■ **What the exercise asks**
Pull out every line with the word "памятников".

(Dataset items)
---

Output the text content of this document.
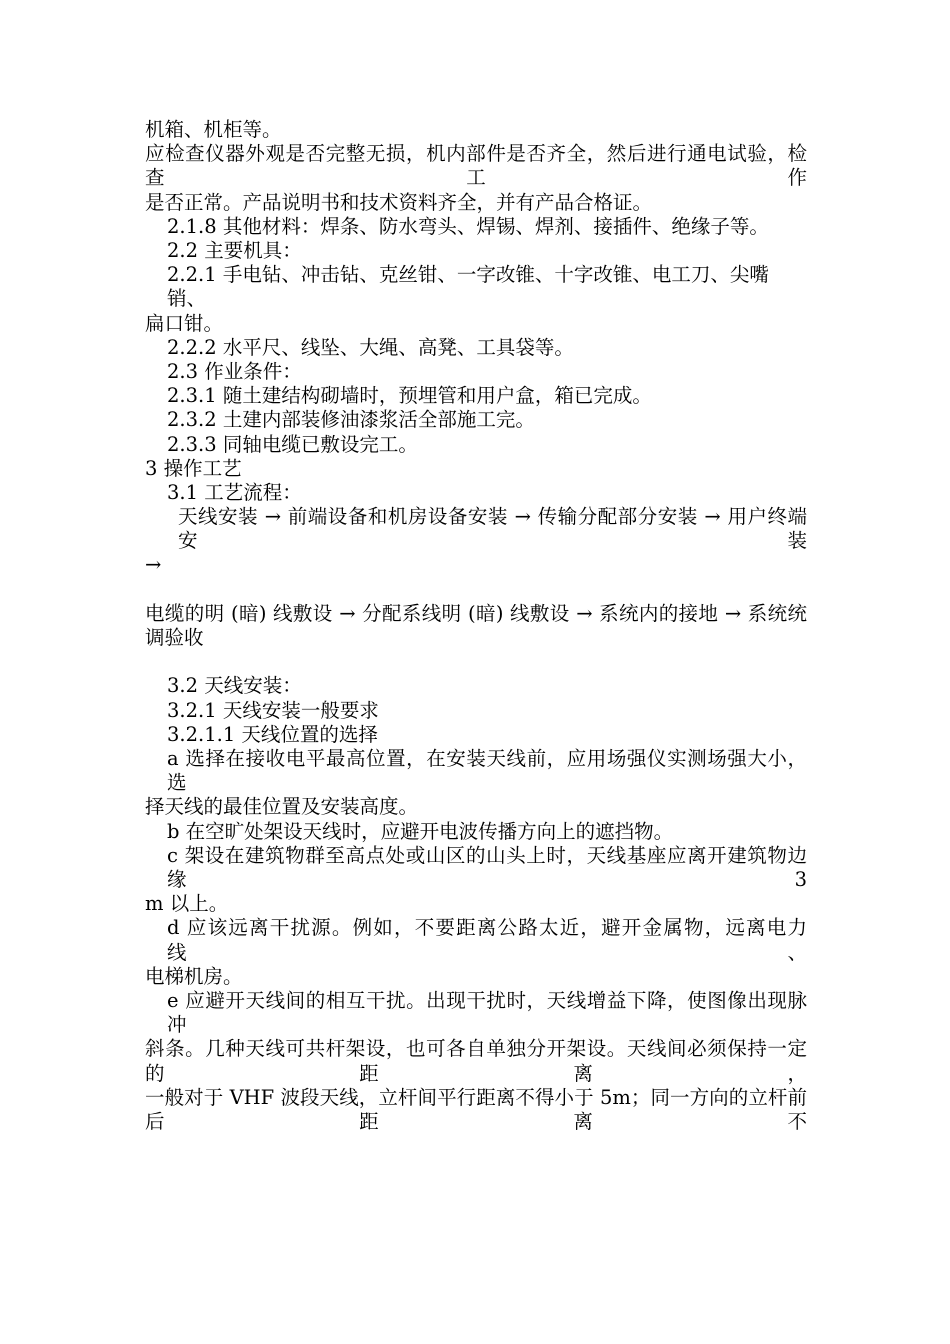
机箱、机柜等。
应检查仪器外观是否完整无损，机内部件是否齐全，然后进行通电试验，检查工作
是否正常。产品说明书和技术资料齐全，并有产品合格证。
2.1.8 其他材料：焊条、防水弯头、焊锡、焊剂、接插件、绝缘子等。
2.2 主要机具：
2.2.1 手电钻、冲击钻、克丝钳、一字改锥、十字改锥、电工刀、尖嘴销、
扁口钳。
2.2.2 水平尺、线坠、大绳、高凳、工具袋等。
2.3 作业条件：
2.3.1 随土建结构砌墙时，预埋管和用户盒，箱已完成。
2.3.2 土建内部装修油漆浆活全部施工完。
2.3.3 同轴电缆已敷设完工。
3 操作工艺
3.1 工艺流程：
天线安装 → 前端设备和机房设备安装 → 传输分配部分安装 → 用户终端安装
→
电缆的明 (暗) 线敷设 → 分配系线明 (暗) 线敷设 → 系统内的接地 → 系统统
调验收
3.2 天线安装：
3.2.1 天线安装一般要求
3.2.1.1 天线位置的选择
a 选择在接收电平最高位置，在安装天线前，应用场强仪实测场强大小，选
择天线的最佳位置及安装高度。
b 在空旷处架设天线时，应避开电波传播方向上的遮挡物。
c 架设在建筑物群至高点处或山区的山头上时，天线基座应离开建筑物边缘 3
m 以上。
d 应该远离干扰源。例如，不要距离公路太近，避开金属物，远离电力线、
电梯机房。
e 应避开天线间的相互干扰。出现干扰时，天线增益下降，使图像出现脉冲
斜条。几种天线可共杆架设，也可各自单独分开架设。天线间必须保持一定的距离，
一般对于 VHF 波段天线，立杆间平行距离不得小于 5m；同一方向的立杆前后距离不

---

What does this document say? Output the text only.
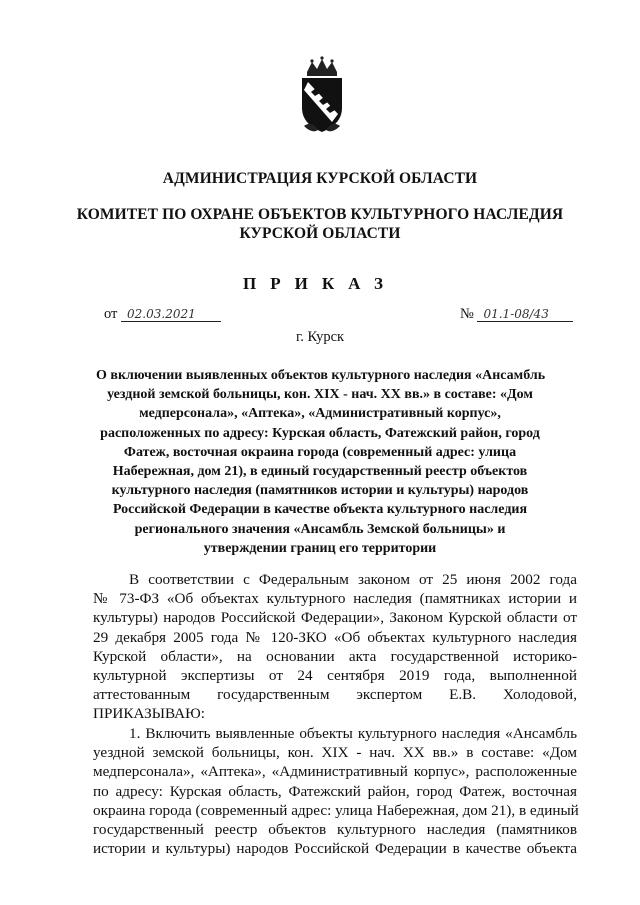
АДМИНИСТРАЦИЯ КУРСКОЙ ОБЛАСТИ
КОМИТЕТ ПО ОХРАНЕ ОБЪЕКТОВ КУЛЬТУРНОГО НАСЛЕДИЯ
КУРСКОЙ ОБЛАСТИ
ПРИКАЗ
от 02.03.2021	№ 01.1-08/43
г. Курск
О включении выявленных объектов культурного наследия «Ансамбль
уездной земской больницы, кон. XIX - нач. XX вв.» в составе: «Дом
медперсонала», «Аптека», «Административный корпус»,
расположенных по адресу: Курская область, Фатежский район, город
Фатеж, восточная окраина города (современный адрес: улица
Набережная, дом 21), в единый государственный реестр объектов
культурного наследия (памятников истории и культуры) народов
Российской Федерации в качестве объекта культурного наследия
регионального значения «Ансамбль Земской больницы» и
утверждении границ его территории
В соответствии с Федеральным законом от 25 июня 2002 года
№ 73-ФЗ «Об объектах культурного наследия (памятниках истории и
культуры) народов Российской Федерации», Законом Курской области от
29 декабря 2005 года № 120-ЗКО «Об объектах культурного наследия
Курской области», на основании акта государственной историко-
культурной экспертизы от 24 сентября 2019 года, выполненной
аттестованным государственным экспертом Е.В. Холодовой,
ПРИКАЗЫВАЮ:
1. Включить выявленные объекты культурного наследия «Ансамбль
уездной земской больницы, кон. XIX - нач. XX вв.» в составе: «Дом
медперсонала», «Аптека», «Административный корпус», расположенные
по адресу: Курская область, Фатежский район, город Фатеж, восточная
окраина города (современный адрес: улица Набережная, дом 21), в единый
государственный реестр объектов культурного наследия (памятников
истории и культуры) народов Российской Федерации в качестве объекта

---

■ **Result of the exercise**
культурного наследия (памятников истории и культуры) народов
государственный реестр объектов культурного наследия (памятников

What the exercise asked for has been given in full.